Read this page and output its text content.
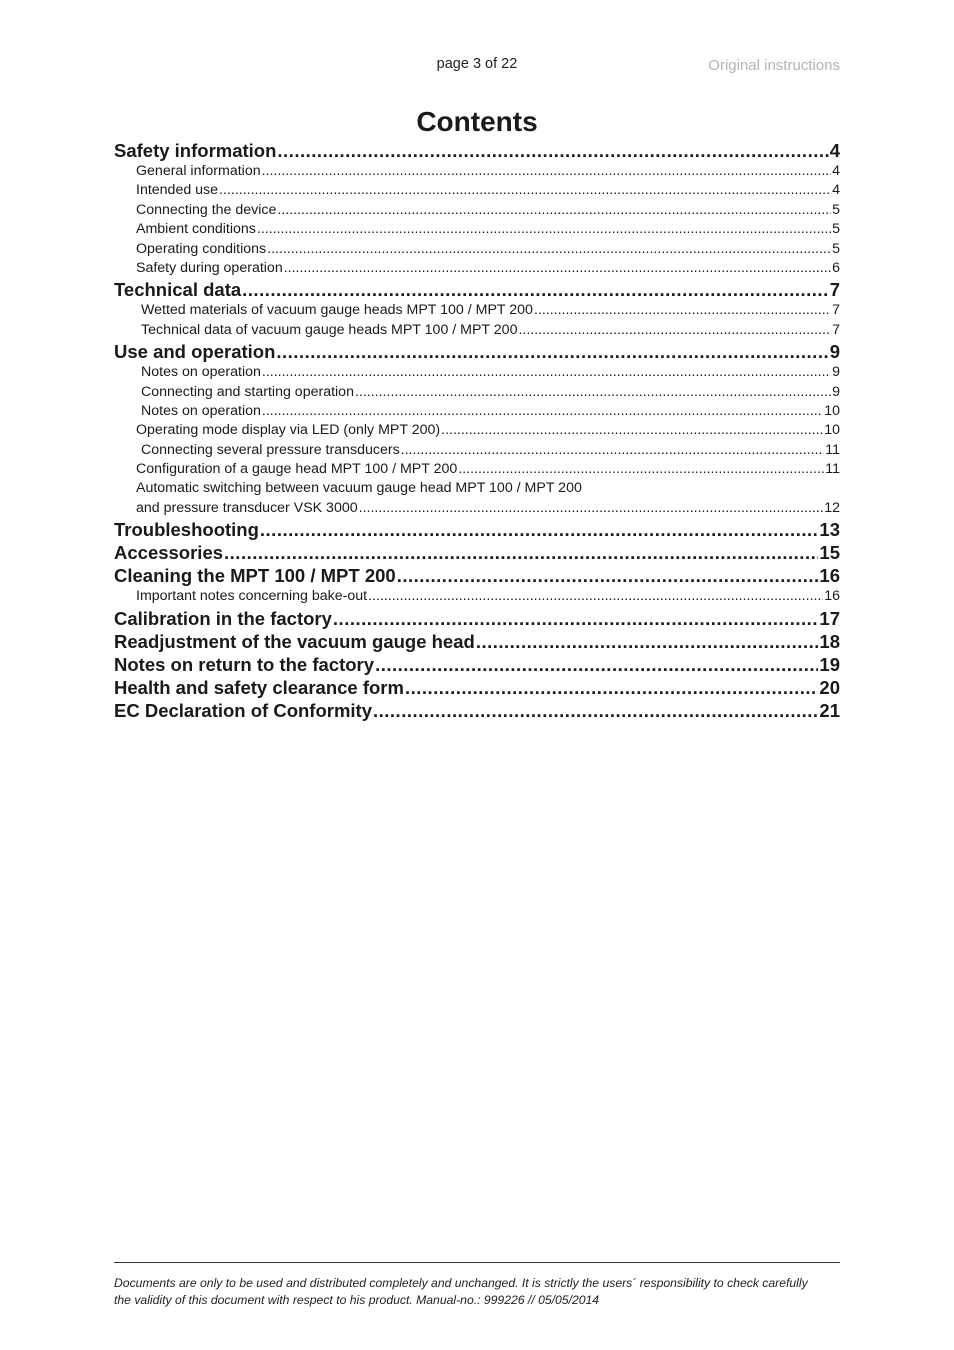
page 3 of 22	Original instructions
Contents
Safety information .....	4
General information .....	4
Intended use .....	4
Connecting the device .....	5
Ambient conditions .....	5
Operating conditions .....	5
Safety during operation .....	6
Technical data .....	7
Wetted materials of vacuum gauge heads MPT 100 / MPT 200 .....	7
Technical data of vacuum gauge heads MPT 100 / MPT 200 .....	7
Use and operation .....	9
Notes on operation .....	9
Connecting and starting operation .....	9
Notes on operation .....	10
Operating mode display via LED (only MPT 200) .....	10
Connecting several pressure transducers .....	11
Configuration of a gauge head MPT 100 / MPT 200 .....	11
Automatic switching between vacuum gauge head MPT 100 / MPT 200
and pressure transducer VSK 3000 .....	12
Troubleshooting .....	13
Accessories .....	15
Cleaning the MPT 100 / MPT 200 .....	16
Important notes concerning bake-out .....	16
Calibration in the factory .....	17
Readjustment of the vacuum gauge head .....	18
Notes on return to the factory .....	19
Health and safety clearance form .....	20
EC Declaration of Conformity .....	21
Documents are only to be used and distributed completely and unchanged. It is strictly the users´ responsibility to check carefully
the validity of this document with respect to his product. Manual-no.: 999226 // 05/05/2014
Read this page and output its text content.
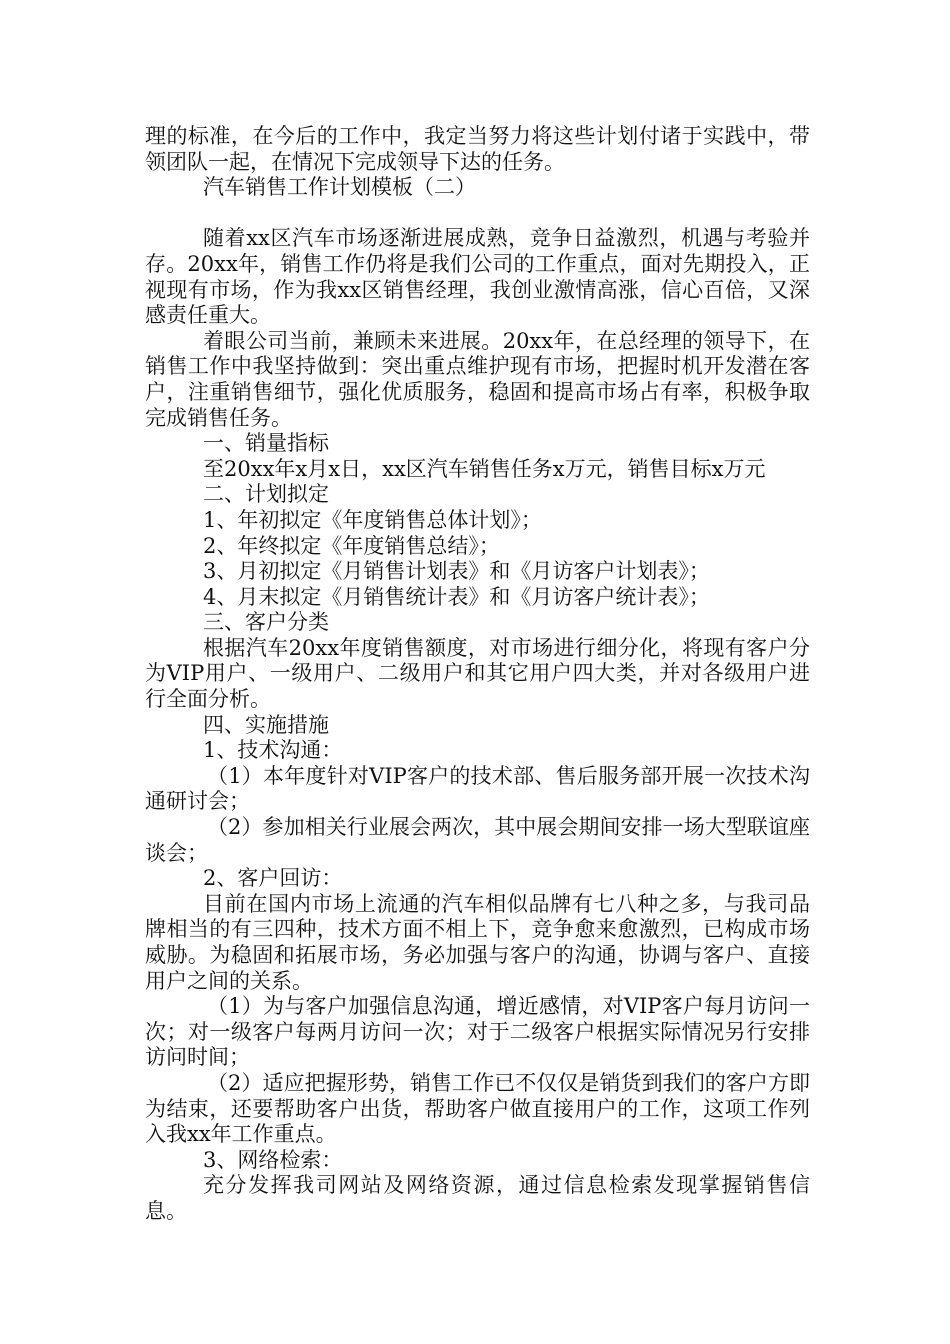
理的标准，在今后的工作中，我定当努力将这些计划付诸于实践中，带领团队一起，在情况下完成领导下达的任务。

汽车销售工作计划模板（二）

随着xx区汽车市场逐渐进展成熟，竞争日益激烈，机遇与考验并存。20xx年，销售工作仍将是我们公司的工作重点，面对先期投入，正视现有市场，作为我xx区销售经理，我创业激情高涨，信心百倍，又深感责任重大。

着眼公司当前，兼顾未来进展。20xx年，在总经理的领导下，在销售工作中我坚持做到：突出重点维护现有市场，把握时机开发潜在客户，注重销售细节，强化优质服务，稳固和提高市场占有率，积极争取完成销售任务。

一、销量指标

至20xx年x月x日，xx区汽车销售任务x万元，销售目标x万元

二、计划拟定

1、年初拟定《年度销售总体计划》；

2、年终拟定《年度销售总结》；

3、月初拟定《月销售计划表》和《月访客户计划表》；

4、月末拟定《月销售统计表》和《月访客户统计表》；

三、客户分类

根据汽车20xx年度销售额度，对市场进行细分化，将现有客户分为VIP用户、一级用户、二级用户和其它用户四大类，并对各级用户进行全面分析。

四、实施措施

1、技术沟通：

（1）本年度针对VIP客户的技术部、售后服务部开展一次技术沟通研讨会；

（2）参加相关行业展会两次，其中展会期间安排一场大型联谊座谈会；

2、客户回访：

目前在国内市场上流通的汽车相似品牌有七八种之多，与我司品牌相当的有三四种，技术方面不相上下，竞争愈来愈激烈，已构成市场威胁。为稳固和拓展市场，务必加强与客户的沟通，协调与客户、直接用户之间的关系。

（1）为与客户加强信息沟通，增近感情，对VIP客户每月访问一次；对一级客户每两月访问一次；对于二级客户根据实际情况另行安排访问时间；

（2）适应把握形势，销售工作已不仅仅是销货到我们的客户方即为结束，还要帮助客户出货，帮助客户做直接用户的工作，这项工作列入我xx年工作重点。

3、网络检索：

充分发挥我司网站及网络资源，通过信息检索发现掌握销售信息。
================================
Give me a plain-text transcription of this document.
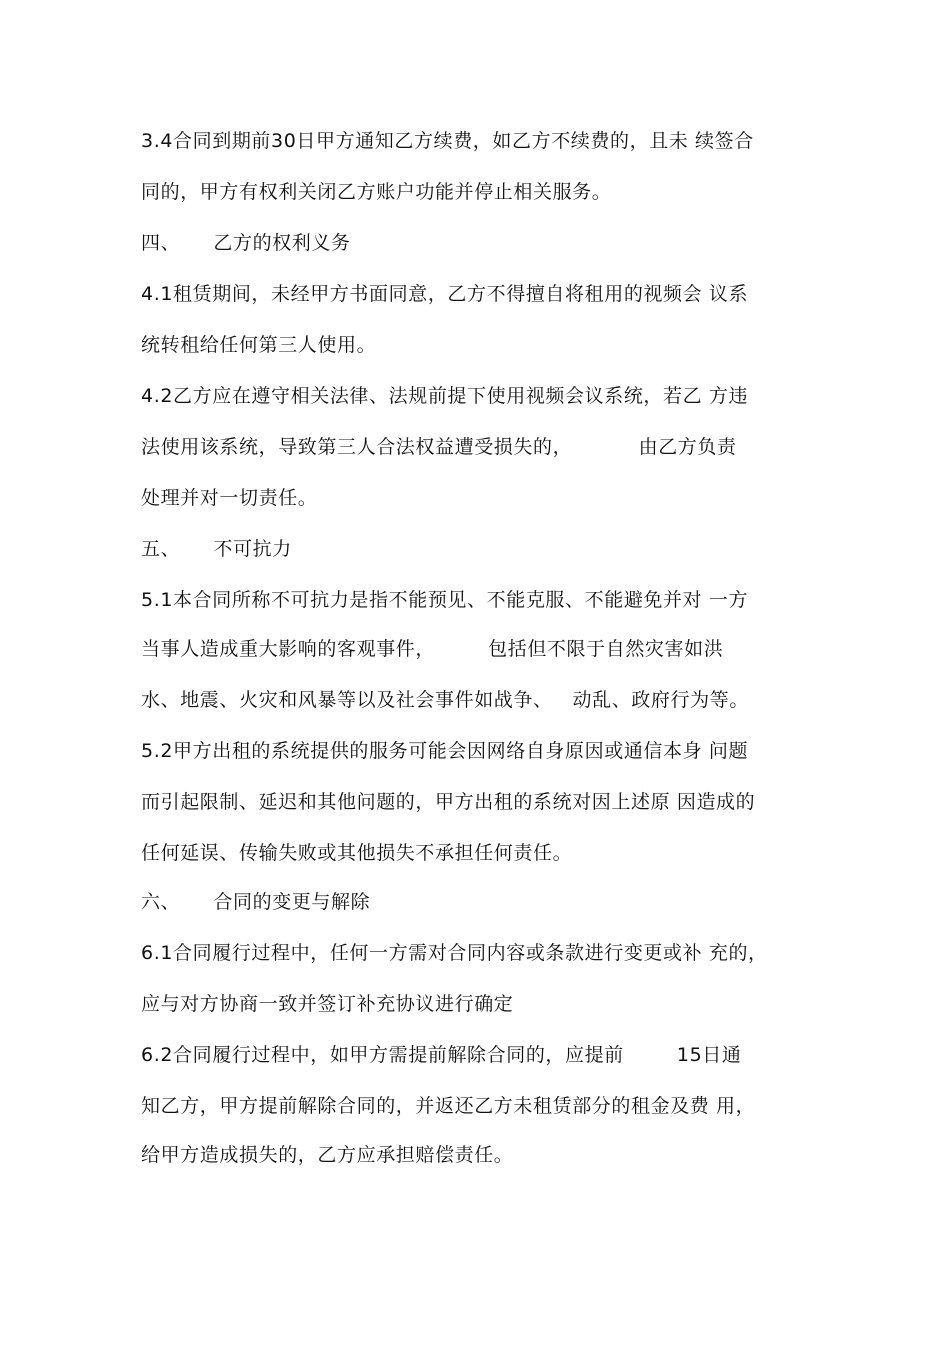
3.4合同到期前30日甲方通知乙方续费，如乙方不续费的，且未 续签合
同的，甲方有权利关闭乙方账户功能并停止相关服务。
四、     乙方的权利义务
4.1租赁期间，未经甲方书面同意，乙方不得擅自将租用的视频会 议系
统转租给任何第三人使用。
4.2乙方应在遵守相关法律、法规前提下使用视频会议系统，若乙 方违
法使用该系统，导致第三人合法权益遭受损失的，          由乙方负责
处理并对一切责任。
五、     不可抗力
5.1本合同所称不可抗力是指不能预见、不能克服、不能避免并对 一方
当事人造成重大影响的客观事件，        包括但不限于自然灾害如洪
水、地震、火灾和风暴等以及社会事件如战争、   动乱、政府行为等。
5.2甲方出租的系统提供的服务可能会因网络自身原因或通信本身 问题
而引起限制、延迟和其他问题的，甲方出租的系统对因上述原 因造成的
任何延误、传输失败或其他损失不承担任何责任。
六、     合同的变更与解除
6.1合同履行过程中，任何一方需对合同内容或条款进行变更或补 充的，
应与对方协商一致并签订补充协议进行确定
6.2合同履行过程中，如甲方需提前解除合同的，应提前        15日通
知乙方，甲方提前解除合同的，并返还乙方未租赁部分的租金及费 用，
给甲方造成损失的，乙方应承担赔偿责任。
================================
> **Exercise**
Check each line of the records for the word "data", and show the lines that contain it.

> **The reply**
Technical data .....	7
Technical data of vacuum gauge heads MPT 100 / MPT 200 .....	7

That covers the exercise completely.